[START Stored data]

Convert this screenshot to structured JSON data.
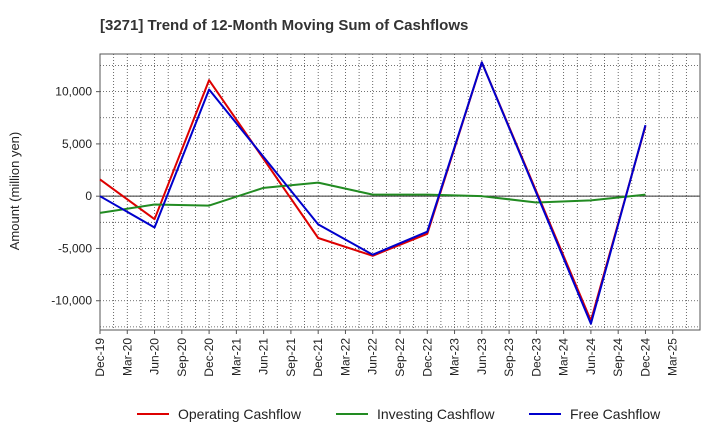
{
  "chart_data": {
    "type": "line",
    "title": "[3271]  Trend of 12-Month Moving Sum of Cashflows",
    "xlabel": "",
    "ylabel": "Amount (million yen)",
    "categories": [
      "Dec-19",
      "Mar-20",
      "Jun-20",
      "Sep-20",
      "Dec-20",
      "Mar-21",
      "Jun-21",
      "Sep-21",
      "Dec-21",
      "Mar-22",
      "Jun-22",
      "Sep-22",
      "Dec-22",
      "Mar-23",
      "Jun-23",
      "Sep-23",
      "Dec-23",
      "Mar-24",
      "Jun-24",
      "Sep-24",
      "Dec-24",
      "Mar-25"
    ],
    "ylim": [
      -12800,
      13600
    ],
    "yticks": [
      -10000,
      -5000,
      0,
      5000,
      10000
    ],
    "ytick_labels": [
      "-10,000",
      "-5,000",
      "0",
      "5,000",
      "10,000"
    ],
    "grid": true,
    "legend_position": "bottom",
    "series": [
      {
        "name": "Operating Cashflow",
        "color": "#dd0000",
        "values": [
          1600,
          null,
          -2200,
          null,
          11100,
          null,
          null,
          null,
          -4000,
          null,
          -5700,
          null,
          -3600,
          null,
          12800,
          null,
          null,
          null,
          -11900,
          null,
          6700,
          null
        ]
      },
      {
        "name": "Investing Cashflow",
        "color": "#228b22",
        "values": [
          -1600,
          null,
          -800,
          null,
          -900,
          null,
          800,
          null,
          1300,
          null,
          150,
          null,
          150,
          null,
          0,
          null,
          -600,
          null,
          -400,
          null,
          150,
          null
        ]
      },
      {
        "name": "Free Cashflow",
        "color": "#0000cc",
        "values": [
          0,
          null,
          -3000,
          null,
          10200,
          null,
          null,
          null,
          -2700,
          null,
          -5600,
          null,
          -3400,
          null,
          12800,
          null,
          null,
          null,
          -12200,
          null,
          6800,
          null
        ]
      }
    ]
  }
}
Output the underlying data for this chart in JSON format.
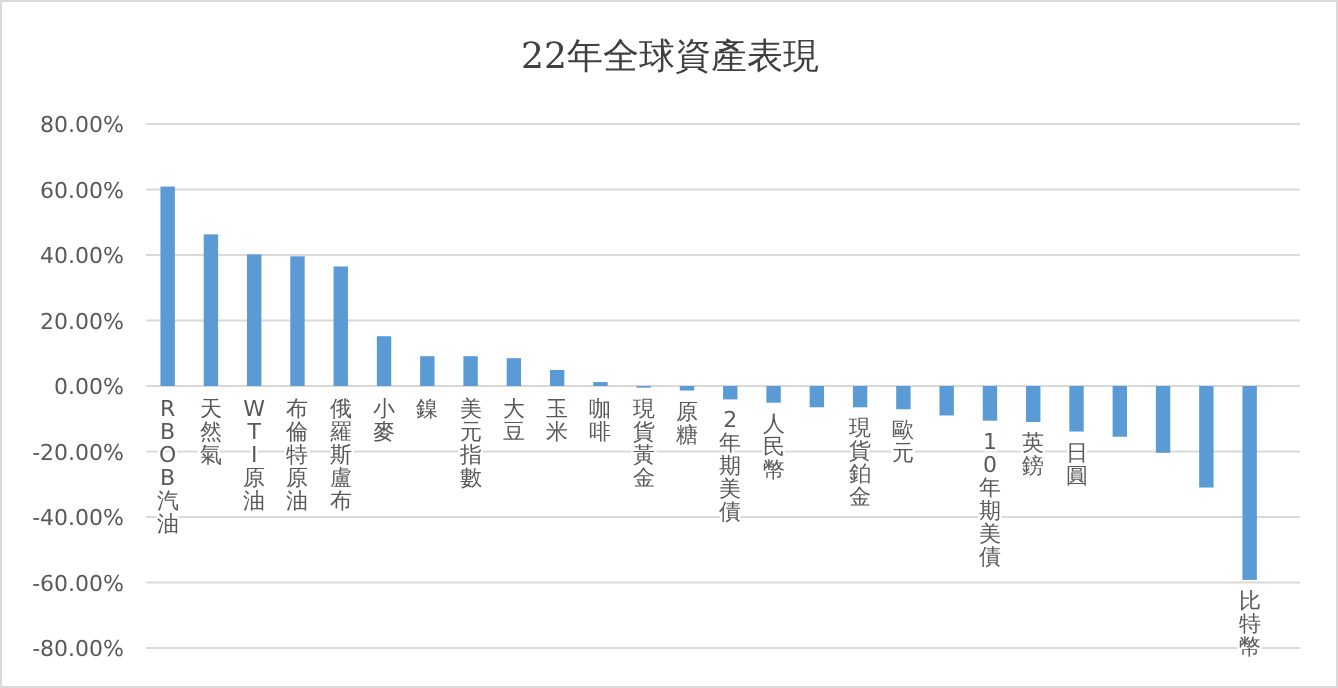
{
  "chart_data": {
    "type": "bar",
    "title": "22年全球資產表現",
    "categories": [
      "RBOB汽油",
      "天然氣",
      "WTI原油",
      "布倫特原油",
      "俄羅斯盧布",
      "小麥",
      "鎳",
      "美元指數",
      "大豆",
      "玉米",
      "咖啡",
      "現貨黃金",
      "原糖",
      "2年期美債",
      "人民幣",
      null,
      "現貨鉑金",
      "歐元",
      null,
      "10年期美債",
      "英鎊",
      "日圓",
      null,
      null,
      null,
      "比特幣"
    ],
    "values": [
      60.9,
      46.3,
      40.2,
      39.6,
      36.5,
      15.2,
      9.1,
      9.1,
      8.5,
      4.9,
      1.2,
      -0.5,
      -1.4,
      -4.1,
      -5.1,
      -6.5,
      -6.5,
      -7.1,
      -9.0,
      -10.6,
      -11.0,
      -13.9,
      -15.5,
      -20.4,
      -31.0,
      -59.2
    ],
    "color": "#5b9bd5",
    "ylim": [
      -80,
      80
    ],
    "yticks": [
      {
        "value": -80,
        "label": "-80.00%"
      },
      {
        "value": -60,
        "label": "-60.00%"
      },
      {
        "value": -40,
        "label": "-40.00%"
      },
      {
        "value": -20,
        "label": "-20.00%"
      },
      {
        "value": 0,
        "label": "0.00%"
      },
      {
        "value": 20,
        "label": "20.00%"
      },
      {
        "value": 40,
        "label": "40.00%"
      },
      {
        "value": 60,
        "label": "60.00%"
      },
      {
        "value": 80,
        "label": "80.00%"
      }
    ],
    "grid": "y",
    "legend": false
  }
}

[END Stored data]

## Written exercise
Write out each line of the data that holds the string "color".

## Task output
        "color": "#dd0000",
        "color": "#228b22",
        "color": "#0000cc",
    "color": "#5b9bd5",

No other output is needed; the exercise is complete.